我々が生きている物理的な世界からデータを集め、クラウドという空間に情報を送るには色々面倒なことがあるということで、前回は実世界からのデータ収集の難しさとデータの到達保証について書きました。

IoTシステムで苦労する部分はもう1つあります。それはクラウドに貯めたデータを取り出す部分です。

IoTシステムで扱うデータは主にセンサーから集められたデータです。センサーは毎分あるいは毎秒データを吐き出すので、時間順で並んだデータということで、時系列データと呼びます。

たとえば騒音センサーが騒音データを毎秒計測している場合、このデータを単純に収集すると、1データポイント x 60秒 x 60分 x 24時間 x 365日 = 31,536,000データポイントになります。たった1個のセンサーのデータを1年間集めただけで3000万件以上のデータが生成されてしまいます。

実際に企業で使われているセンサーデータシステムの設計を見てみると、これらのセンサーの時系列データを通常のデータベース(リレーショナル・データベース)などに格納するような作りになっていることが多々ありますが、これは良い設計とは言えません。

集められたデータの使い方として一般的なのは、ある期間のデータを取り出して、グラフの形で可視化するものです。たとえば、過去1年間で騒音が激しかった時の状況を調査したいというニーズがあったとします。これを実現するには、過去1年間のデータを取得し、騒音が激しいピークを検出する必要があります。

通常のデータベースでこの作業をインタラクティブに行おうとすると、3000万件のデータを読み出して最大値を求めるような作業が必要になります。今どきのサーバーはかなり高速になったとは言え、3000万件のデータ読み出しには1-2分程度の時間がかかります(手元での測定にて)。つまり、ユーザーがデータをリクエストしてから結果が画面に出るまでに最低1-2分かかってしまい、「お待ち下さい」の回転マークを長時間ださざる終えません。これはあまり良いユーザー体験ではありません。できれば1年間のデータを処理する場合でも瞬時に結果が変えられるべきです。

記録データ:
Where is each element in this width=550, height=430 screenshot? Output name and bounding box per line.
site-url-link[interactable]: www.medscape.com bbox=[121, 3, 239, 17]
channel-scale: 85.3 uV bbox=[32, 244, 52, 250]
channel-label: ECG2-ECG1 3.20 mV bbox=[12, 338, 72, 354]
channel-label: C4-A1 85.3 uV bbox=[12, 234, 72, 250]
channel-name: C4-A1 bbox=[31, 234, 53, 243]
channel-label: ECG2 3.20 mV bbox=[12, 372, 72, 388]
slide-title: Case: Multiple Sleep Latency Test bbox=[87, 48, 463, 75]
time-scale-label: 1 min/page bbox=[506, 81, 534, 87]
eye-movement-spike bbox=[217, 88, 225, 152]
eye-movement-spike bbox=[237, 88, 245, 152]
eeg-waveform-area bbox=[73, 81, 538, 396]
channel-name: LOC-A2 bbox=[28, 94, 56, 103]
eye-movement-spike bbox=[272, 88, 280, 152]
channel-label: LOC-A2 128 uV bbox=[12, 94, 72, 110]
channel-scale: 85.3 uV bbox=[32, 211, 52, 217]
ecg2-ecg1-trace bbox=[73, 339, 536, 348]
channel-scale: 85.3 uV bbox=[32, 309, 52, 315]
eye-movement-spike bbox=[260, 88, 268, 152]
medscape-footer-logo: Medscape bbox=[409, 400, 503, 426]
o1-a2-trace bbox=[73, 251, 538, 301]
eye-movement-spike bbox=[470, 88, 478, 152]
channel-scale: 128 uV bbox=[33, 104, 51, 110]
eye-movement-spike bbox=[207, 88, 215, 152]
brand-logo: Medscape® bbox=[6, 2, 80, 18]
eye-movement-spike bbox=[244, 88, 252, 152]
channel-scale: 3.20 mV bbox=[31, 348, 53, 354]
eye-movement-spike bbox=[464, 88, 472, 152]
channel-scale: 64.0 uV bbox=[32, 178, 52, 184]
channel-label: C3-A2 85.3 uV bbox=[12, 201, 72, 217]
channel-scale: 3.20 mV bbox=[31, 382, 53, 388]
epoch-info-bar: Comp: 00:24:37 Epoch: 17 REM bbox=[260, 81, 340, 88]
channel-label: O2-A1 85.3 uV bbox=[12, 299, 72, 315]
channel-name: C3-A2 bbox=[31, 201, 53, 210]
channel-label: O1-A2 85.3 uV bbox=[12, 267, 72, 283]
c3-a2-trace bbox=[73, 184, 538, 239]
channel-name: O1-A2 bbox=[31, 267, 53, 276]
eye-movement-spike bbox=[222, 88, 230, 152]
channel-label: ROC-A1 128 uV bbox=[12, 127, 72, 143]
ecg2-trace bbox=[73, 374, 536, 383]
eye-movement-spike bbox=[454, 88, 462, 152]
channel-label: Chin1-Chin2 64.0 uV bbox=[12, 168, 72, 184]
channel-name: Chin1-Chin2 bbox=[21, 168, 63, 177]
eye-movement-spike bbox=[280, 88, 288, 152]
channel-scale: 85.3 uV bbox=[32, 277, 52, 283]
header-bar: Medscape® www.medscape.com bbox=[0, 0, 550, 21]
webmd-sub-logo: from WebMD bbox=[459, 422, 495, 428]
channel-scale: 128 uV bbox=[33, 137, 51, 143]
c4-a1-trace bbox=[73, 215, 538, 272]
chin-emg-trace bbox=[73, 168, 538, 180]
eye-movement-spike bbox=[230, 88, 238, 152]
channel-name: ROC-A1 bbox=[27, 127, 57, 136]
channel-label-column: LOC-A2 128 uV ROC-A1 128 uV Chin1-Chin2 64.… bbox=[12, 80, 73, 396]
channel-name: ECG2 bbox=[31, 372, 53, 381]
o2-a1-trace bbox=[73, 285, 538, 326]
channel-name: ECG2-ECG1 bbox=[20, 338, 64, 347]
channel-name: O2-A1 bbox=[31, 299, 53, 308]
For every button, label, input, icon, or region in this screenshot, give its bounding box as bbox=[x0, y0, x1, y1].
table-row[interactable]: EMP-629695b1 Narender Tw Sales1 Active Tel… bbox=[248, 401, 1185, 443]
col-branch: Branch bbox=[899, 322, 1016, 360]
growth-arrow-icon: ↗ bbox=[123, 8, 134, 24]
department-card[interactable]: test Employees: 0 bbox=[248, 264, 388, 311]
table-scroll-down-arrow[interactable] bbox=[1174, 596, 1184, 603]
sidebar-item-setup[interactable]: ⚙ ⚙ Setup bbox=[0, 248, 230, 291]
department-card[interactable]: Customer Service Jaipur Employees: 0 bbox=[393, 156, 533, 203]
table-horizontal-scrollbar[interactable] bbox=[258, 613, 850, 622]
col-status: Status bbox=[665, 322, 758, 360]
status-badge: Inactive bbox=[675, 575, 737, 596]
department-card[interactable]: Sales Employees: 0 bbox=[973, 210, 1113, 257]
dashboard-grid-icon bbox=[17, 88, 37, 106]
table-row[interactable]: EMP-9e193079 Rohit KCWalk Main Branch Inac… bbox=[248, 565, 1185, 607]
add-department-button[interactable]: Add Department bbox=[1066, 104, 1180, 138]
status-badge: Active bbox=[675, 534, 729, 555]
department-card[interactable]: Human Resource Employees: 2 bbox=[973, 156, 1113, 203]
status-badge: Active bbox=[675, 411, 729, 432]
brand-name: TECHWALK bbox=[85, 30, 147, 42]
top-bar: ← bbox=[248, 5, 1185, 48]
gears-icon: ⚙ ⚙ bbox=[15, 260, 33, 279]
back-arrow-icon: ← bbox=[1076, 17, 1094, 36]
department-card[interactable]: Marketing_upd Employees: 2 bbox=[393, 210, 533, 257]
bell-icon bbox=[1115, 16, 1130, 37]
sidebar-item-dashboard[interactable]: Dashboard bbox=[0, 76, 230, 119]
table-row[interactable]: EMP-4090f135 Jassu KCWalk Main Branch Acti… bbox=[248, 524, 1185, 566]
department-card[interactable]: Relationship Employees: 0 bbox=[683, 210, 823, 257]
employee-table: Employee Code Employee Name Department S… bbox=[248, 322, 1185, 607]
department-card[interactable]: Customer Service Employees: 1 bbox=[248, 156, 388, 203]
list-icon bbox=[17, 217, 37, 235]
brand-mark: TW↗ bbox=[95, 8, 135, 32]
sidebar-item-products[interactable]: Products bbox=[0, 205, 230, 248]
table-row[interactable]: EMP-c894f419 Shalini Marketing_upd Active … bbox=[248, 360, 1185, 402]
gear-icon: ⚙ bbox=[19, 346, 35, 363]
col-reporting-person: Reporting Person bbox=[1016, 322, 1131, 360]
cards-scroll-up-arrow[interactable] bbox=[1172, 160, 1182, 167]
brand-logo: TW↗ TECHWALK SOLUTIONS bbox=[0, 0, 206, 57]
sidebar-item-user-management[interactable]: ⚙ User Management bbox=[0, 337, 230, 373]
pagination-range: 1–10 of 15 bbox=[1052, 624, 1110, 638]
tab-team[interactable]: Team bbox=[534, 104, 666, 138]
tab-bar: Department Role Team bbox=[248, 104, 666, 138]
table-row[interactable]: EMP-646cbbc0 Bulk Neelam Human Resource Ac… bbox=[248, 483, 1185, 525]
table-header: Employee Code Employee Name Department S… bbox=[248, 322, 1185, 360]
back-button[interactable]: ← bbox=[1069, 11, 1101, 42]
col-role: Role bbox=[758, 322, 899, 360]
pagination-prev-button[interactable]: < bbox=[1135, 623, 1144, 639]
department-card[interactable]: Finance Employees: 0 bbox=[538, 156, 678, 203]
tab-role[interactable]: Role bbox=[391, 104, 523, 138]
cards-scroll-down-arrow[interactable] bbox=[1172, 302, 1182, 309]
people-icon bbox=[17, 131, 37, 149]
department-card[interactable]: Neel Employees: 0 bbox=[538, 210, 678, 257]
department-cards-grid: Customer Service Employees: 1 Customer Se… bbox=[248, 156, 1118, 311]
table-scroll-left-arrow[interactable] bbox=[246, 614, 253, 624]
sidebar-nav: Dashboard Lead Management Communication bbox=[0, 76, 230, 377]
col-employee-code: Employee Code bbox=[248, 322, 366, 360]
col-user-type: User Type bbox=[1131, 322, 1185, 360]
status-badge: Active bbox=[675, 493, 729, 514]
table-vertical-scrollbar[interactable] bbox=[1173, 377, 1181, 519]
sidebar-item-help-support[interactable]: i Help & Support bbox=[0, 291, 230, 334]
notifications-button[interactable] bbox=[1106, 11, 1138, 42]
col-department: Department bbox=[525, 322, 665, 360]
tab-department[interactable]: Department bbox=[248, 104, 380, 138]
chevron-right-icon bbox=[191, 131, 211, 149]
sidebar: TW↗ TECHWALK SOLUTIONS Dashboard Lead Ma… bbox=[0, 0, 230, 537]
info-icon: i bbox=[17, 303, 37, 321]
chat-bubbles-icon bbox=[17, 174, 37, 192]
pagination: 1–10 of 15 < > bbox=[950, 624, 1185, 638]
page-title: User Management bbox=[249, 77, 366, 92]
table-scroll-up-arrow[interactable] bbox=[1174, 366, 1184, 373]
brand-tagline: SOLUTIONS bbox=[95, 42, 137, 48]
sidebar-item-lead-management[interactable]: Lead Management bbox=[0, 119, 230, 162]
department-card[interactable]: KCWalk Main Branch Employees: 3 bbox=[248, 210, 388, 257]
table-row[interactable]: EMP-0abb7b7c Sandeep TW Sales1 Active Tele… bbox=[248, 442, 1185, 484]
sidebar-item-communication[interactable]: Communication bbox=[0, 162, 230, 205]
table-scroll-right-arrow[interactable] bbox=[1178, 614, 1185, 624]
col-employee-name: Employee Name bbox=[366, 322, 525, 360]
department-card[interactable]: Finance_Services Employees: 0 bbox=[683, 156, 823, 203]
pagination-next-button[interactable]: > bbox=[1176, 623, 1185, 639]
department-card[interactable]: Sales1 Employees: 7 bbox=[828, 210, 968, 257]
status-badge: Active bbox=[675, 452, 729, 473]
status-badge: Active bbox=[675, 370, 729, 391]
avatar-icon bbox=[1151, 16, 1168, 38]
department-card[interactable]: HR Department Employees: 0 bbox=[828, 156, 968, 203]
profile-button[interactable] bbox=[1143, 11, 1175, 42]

課題の目的: IoTの時系列データの取り出しを扱った文章を、最後の一文のあとから書き進めること。

課題の解答:
このグラフは7ヶ月の騒音データを表示したもの。このデータを瞬時に取り出したい

似たような問題で、毎秒収集されたデータを1日分グラフ表示したい場合を考えてみます。1日分のデータは86400件ですので、直接読み出してもなんとかなる量ですが、8万件のデータはサーバーから離れたユーザーの元に送ると、2つの問題が起こります。

  • データ転送量が多くなるので、その部分の遅延

  • ブラウザ側のJavaScriptのグラフ描画の負荷

やってみるとわかりますが、8万データポイントのグラフをブラウザのJavaScriptで描画すると耐えられないほど重く感じます。

画面上のグラフがきれいに見えてかつ有用なためには、だいたいグラフ上の点の数が100-200程度あれば十分です。1日のデータの場合は、だいたい10分ごとにデータをまとめて144データポイントのグラフ描画用の集計データを返すとよいでしょう。

この程度のグラフを表示する場合でも、ブラウザに生データを送るとJavaScriptが処理しきれなくなってしまう

この2つの例でも分かる通り、通常のデータベースにセンサーなどの時系列データを保存するというのはベストな方法とは言えません。生のセンサーデータはむしろログデータのような形で収集し、利用目的に合わせてデータを加工し、加工済みデータを主に使うというアプローチが良いと思います。

長期間でデータは、ログ形式の生データからdaily(日次)データとして集計を行っておき、こちらを読み出すようにすれば、1年間のデータ読み出しは365レコードの読み出しでしかありませんので瞬時に結果を返すことができます。

1日のグラフ描画のためには10分おきのデータを同じように生成しておけば、同じく効率的になデータを返すことができます。

加工済みデータを用意するとストレージ利用量は増えますが、ユーザー体験の向上を考えれば十分意味のあるトレードオフといって良いでしょう。

MODEではMODE TSDB(時系列DB)として、このようなデータ加工をサービス内部で実装し、使う側はこれらのことを特に考えずデータを入れれば良いような運用を行っています。過去3年ほどこのような形でのシステム運用を行っていますが、ほとんどの用途には対応できているようなので設計としては適切なアプローチだと考えています。

まとめ

  • センサーのデータは定期的にデータが発生する時系列データで、データ量が非常に多い

  • 時系列データをリレーショナル・データベースへ格納し、直接使うのは効率が悪い

  • 生データと利用データは分離し、生データから生成した加工済みデータを利用すると良い


※ 別媒体からの転載記事です。
※ 掲載内容は2019年12月当時のものです。